■ Records for this task
☆ ☆ ☆ ☆ ☆ ☆ ☆
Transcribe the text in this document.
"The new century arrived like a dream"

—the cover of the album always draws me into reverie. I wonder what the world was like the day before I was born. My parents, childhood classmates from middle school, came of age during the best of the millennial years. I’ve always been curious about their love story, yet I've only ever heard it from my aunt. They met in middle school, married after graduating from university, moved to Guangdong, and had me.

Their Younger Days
☆ ☆ ☆ ☆ ☆ ☆ ☆
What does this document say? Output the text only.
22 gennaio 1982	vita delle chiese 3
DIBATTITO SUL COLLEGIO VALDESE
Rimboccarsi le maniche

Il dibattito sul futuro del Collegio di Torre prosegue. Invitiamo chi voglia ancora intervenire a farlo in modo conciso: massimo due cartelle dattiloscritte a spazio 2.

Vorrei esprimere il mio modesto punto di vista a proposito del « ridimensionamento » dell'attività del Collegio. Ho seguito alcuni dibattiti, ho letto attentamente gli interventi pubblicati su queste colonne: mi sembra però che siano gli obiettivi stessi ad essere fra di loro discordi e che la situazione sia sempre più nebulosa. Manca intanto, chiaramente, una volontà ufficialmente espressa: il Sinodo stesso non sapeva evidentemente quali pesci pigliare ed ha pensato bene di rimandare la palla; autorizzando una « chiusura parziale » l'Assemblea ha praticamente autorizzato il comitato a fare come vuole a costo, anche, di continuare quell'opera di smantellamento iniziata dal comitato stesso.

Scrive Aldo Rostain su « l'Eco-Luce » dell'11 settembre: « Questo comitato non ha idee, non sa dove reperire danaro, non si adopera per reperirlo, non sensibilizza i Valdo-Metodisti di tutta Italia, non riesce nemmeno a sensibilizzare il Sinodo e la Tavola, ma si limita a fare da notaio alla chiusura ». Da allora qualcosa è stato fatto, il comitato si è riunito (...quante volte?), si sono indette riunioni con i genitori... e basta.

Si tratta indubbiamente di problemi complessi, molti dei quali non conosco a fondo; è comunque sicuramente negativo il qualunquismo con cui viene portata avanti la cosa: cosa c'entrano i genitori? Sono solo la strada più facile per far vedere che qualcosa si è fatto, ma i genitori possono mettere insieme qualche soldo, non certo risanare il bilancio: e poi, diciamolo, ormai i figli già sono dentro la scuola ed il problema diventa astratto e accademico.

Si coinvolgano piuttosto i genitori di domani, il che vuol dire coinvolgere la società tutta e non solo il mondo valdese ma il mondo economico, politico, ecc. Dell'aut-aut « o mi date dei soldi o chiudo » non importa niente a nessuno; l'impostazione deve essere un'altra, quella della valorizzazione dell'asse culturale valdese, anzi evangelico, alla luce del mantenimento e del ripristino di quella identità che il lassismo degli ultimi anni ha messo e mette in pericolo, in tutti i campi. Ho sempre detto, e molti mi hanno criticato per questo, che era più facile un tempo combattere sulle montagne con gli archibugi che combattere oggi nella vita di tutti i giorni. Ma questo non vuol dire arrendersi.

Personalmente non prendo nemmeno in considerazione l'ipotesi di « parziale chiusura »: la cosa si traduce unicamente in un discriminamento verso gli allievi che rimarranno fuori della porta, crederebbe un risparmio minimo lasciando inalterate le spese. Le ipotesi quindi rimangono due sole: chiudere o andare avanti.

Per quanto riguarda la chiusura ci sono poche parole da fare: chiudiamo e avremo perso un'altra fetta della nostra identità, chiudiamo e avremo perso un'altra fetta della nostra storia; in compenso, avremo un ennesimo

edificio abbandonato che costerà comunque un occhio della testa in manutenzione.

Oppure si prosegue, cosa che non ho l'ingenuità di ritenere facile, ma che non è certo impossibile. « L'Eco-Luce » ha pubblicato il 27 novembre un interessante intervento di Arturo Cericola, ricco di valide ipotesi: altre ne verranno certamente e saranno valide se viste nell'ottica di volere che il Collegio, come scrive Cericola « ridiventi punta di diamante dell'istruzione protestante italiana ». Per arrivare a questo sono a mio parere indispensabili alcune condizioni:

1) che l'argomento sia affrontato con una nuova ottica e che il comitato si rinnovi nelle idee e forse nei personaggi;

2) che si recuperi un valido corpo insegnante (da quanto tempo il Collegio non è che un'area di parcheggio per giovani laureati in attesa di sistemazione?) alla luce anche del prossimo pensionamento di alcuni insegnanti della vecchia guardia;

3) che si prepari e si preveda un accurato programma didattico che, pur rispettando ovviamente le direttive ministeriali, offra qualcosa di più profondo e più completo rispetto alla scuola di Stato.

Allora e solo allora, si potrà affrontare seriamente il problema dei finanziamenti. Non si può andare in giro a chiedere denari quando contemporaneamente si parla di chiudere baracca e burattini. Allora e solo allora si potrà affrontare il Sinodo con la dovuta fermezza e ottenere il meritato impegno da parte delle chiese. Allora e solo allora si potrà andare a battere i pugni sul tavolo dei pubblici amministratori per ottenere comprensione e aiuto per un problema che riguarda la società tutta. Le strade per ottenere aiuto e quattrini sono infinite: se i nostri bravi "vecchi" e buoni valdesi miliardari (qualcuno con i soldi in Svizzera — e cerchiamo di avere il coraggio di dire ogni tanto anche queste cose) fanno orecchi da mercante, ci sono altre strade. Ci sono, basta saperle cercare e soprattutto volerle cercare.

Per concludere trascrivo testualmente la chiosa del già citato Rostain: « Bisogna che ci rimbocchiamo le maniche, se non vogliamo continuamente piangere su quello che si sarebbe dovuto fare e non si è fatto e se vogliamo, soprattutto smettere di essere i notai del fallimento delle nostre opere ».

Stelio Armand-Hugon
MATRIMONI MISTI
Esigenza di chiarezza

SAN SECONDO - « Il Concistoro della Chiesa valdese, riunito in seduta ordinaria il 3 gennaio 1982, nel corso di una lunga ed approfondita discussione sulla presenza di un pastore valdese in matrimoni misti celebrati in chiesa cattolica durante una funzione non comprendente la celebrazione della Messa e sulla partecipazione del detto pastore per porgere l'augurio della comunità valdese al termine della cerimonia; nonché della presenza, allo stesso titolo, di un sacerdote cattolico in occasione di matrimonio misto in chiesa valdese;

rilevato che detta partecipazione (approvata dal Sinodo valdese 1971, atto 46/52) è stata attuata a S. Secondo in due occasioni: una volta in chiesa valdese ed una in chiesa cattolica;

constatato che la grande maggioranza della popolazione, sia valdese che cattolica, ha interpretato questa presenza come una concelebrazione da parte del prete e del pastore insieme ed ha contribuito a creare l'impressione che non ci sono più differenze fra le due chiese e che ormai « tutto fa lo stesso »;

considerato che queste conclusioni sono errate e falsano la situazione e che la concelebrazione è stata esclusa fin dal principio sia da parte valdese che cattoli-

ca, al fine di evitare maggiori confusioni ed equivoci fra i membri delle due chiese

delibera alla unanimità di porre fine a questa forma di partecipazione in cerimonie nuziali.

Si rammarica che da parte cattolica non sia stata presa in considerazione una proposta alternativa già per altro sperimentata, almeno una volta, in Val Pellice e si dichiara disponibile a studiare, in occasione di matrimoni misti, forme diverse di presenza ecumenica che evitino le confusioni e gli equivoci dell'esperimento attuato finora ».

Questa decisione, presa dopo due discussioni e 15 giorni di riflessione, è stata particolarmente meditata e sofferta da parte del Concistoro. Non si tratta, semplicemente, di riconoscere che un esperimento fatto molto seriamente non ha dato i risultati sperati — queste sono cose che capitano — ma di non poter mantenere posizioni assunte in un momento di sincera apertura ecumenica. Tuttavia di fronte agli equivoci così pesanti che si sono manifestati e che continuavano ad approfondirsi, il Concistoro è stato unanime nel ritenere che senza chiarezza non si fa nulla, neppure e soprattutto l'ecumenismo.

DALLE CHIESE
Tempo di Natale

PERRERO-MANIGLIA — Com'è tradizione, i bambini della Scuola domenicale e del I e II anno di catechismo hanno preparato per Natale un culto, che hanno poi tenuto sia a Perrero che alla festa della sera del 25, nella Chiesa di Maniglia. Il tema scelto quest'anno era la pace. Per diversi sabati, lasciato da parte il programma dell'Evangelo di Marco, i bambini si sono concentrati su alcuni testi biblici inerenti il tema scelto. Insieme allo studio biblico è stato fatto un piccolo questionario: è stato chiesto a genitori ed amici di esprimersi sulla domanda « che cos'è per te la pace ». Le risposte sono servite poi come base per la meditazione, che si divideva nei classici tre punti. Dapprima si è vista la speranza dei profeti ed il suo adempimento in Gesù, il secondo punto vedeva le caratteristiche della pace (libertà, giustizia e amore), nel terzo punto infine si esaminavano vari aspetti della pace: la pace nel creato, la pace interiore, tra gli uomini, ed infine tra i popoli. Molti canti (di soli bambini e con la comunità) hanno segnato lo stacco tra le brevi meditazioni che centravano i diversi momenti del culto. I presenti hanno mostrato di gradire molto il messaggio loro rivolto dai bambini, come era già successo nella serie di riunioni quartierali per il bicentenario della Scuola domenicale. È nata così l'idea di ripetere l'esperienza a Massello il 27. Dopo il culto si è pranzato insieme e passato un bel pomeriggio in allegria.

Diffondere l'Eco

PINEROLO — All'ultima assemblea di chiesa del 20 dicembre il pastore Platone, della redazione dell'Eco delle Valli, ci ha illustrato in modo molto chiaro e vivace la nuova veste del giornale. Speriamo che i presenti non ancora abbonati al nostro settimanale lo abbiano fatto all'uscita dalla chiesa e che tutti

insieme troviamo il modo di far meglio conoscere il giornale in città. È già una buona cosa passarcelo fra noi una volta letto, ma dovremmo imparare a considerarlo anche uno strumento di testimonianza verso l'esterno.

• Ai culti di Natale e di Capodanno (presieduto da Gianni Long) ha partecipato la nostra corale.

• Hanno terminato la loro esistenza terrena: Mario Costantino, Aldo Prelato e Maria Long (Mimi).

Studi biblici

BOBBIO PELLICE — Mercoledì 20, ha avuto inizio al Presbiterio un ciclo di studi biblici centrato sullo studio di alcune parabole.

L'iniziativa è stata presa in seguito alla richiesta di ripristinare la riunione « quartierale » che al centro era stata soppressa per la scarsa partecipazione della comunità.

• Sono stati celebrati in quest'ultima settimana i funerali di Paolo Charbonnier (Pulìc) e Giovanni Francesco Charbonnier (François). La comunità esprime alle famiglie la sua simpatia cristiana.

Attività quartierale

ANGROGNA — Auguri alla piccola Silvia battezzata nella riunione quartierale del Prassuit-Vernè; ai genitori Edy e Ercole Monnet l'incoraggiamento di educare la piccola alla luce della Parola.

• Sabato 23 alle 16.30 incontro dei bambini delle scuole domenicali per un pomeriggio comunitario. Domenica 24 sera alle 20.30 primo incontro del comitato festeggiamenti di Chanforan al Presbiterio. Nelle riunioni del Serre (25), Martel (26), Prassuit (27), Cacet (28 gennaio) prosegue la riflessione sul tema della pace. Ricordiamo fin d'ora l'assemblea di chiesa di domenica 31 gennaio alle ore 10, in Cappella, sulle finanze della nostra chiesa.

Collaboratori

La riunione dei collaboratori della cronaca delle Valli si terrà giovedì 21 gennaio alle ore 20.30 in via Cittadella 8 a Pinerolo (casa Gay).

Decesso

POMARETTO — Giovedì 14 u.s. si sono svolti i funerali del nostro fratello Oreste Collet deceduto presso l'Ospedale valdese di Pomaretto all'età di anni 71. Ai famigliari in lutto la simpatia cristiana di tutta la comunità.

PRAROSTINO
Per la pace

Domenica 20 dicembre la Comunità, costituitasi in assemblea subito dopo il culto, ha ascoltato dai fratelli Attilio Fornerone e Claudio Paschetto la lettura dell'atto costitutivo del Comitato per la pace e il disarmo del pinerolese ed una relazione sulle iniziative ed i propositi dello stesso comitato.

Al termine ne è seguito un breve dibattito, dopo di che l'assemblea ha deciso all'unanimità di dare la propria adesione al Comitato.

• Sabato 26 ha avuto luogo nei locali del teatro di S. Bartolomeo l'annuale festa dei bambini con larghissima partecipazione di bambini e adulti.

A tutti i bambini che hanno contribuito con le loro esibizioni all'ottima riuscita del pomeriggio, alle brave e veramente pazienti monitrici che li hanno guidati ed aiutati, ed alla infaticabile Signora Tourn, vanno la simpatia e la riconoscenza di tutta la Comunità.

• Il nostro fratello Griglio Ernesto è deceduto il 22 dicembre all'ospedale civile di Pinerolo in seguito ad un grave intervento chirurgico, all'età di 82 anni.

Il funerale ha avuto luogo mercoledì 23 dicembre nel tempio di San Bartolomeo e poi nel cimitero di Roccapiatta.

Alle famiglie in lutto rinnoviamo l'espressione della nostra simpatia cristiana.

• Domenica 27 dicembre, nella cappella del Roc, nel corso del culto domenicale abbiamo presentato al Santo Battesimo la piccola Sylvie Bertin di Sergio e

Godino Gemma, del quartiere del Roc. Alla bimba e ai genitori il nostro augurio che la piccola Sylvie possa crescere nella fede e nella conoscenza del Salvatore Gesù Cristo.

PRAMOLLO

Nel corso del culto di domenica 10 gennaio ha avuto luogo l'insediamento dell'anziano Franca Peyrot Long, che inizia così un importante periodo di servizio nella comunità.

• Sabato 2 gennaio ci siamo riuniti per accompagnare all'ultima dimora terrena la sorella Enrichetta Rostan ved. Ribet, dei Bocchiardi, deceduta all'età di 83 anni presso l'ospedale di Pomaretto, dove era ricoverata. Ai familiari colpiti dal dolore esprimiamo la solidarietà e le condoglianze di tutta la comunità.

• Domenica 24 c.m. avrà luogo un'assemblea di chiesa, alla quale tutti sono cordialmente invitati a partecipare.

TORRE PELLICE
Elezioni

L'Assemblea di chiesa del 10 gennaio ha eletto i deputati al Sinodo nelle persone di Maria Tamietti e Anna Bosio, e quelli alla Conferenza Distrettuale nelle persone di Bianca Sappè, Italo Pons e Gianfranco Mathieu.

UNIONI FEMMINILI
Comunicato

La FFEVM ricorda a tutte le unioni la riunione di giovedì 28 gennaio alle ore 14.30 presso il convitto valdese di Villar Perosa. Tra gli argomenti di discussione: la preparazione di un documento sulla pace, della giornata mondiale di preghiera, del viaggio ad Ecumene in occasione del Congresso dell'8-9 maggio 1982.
☆ ☆ ☆ ☆ ☆ ☆ ☆
■ Written instruction
Pick out all lines from the data above in which the word "Bartolomeo" appears.

■ Solution to the exercise
• Sabato 26 ha avuto luogo nei locali del teatro di S. Bartolomeo l'annuale festa dei bambini con larghissima partecipazione di bambini e adulti.
Il funerale ha avuto luogo mercoledì 23 dicembre nel tempio di San Bartolomeo e poi nel cimitero di Roccapiatta.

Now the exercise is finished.